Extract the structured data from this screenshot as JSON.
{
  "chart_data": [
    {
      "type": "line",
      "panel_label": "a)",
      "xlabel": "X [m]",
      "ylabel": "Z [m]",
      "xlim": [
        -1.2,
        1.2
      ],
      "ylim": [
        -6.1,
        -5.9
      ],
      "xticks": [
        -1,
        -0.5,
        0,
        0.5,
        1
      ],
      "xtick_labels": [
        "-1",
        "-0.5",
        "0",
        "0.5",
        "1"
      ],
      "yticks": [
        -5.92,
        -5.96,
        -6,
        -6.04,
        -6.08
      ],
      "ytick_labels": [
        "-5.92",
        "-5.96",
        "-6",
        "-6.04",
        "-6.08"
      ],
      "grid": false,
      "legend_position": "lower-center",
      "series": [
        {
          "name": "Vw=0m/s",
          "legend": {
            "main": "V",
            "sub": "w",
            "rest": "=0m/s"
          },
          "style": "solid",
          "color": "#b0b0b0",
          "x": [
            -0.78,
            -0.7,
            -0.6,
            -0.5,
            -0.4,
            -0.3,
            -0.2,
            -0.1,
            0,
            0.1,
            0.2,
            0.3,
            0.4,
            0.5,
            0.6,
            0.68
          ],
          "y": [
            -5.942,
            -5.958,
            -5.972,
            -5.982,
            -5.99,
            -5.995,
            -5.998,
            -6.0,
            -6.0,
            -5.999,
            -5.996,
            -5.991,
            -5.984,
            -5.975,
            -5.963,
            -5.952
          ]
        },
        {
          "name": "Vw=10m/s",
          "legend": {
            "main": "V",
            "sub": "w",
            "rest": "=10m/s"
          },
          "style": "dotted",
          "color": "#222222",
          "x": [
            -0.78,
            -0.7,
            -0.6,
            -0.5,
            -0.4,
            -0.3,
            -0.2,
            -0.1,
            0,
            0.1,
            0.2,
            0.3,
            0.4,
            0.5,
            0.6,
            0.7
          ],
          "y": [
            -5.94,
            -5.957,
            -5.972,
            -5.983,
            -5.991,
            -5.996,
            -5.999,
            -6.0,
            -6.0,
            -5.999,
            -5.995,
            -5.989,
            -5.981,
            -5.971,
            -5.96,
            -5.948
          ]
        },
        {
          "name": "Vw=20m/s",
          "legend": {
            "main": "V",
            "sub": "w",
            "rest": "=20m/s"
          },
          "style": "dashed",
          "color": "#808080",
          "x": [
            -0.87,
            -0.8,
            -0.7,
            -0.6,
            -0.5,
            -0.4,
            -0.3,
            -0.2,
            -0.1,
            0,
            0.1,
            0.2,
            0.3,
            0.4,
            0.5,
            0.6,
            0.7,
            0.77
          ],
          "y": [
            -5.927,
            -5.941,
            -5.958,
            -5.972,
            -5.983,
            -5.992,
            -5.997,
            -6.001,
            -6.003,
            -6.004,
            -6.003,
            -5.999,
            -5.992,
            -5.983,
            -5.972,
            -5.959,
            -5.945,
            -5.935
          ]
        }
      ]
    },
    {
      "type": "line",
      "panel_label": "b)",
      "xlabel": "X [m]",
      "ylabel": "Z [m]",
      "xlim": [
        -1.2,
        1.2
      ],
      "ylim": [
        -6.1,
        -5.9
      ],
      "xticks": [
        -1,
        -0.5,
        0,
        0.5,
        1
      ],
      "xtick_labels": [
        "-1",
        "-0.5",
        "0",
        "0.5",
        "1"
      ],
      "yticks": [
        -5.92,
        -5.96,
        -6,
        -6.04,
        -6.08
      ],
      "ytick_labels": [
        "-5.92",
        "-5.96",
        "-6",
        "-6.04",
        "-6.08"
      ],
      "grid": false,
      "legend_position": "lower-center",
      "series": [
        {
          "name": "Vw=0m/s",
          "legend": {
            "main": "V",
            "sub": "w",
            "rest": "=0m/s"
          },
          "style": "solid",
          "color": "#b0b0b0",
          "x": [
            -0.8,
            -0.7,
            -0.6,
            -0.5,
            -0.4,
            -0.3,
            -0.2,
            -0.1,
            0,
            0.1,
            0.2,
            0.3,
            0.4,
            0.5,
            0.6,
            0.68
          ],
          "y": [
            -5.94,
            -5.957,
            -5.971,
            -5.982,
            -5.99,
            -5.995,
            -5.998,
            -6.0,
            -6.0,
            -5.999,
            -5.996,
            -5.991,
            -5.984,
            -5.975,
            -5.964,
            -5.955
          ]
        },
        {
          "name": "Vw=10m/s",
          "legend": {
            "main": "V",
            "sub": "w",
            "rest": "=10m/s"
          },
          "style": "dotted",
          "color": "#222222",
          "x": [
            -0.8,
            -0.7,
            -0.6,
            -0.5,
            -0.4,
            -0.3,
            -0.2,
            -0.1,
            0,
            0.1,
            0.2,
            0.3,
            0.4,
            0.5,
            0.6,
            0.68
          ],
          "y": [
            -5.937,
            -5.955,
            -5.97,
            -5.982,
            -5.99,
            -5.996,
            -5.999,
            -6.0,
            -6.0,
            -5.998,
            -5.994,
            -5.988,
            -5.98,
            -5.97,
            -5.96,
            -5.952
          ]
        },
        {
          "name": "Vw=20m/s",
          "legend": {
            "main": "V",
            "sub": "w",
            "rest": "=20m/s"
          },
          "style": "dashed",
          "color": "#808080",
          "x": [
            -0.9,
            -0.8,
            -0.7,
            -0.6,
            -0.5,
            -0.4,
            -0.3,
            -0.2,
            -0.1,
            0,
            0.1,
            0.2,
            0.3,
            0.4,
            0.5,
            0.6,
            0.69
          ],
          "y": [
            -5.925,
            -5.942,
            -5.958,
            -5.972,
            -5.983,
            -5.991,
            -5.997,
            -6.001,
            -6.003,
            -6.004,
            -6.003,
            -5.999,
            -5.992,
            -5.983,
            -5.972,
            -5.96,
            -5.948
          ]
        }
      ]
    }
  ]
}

◆ To be done
Write out the whole listing exactly.

◆ Solution for this problem
Extract the structured data from this screenshot as JSON.
{
  "chart_data": [
    {
      "type": "line",
      "panel_label": "a)",
      "xlabel": "X [m]",
      "ylabel": "Z [m]",
      "xlim": [
        -1.2,
        1.2
      ],
      "ylim": [
        -6.1,
        -5.9
      ],
      "xticks": [
        -1,
        -0.5,
        0,
        0.5,
        1
      ],
      "xtick_labels": [
        "-1",
        "-0.5",
        "0",
        "0.5",
        "1"
      ],
      "yticks": [
        -5.92,
        -5.96,
        -6,
        -6.04,
        -6.08
      ],
      "ytick_labels": [
        "-5.92",
        "-5.96",
        "-6",
        "-6.04",
        "-6.08"
      ],
      "grid": false,
      "legend_position": "lower-center",
      "series": [
        {
          "name": "Vw=0m/s",
          "legend": {
            "main": "V",
            "sub": "w",
            "rest": "=0m/s"
          },
          "style": "solid",
          "color": "#b0b0b0",
          "x": [
            -0.78,
            -0.7,
            -0.6,
            -0.5,
            -0.4,
            -0.3,
            -0.2,
            -0.1,
            0,
            0.1,
            0.2,
            0.3,
            0.4,
            0.5,
            0.6,
            0.68
          ],
          "y": [
            -5.942,
            -5.958,
            -5.972,
            -5.982,
            -5.99,
            -5.995,
            -5.998,
            -6.0,
            -6.0,
            -5.999,
            -5.996,
            -5.991,
            -5.984,
            -5.975,
            -5.963,
            -5.952
          ]
        },
        {
          "name": "Vw=10m/s",
          "legend": {
            "main": "V",
            "sub": "w",
            "rest": "=10m/s"
          },
          "style": "dotted",
          "color": "#222222",
          "x": [
            -0.78,
            -0.7,
            -0.6,
            -0.5,
            -0.4,
            -0.3,
            -0.2,
            -0.1,
            0,
            0.1,
            0.2,
            0.3,
            0.4,
            0.5,
            0.6,
            0.7
          ],
          "y": [
            -5.94,
            -5.957,
            -5.972,
            -5.983,
            -5.991,
            -5.996,
            -5.999,
            -6.0,
            -6.0,
            -5.999,
            -5.995,
            -5.989,
            -5.981,
            -5.971,
            -5.96,
            -5.948
          ]
        },
        {
          "name": "Vw=20m/s",
          "legend": {
            "main": "V",
            "sub": "w",
            "rest": "=20m/s"
          },
          "style": "dashed",
          "color": "#808080",
          "x": [
            -0.87,
            -0.8,
            -0.7,
            -0.6,
            -0.5,
            -0.4,
            -0.3,
            -0.2,
            -0.1,
            0,
            0.1,
            0.2,
            0.3,
            0.4,
            0.5,
            0.6,
            0.7,
            0.77
          ],
          "y": [
            -5.927,
            -5.941,
            -5.958,
            -5.972,
            -5.983,
            -5.992,
            -5.997,
            -6.001,
            -6.003,
            -6.004,
            -6.003,
            -5.999,
            -5.992,
            -5.983,
            -5.972,
            -5.959,
            -5.945,
            -5.935
          ]
        }
      ]
    },
    {
      "type": "line",
      "panel_label": "b)",
      "xlabel": "X [m]",
      "ylabel": "Z [m]",
      "xlim": [
        -1.2,
        1.2
      ],
      "ylim": [
        -6.1,
        -5.9
      ],
      "xticks": [
        -1,
        -0.5,
        0,
        0.5,
        1
      ],
      "xtick_labels": [
        "-1",
        "-0.5",
        "0",
        "0.5",
        "1"
      ],
      "yticks": [
        -5.92,
        -5.96,
        -6,
        -6.04,
        -6.08
      ],
      "ytick_labels": [
        "-5.92",
        "-5.96",
        "-6",
        "-6.04",
        "-6.08"
      ],
      "grid": false,
      "legend_position": "lower-center",
      "series": [
        {
          "name": "Vw=0m/s",
          "legend": {
            "main": "V",
            "sub": "w",
            "rest": "=0m/s"
          },
          "style": "solid",
          "color": "#b0b0b0",
          "x": [
            -0.8,
            -0.7,
            -0.6,
            -0.5,
            -0.4,
            -0.3,
            -0.2,
            -0.1,
            0,
            0.1,
            0.2,
            0.3,
            0.4,
            0.5,
            0.6,
            0.68
          ],
          "y": [
            -5.94,
            -5.957,
            -5.971,
            -5.982,
            -5.99,
            -5.995,
            -5.998,
            -6.0,
            -6.0,
            -5.999,
            -5.996,
            -5.991,
            -5.984,
            -5.975,
            -5.964,
            -5.955
          ]
        },
        {
          "name": "Vw=10m/s",
          "legend": {
            "main": "V",
            "sub": "w",
            "rest": "=10m/s"
          },
          "style": "dotted",
          "color": "#222222",
          "x": [
            -0.8,
            -0.7,
            -0.6,
            -0.5,
            -0.4,
            -0.3,
            -0.2,
            -0.1,
            0,
            0.1,
            0.2,
            0.3,
            0.4,
            0.5,
            0.6,
            0.68
          ],
          "y": [
            -5.937,
            -5.955,
            -5.97,
            -5.982,
            -5.99,
            -5.996,
            -5.999,
            -6.0,
            -6.0,
            -5.998,
            -5.994,
            -5.988,
            -5.98,
            -5.97,
            -5.96,
            -5.952
          ]
        },
        {
          "name": "Vw=20m/s",
          "legend": {
            "main": "V",
            "sub": "w",
            "rest": "=20m/s"
          },
          "style": "dashed",
          "color": "#808080",
          "x": [
            -0.9,
            -0.8,
            -0.7,
            -0.6,
            -0.5,
            -0.4,
            -0.3,
            -0.2,
            -0.1,
            0,
            0.1,
            0.2,
            0.3,
            0.4,
            0.5,
            0.6,
            0.69
          ],
          "y": [
            -5.925,
            -5.942,
            -5.958,
            -5.972,
            -5.983,
            -5.991,
            -5.997,
            -6.001,
            -6.003,
            -6.004,
            -6.003,
            -5.999,
            -5.992,
            -5.983,
            -5.972,
            -5.96,
            -5.948
          ]
        }
      ]
    }
  ]
}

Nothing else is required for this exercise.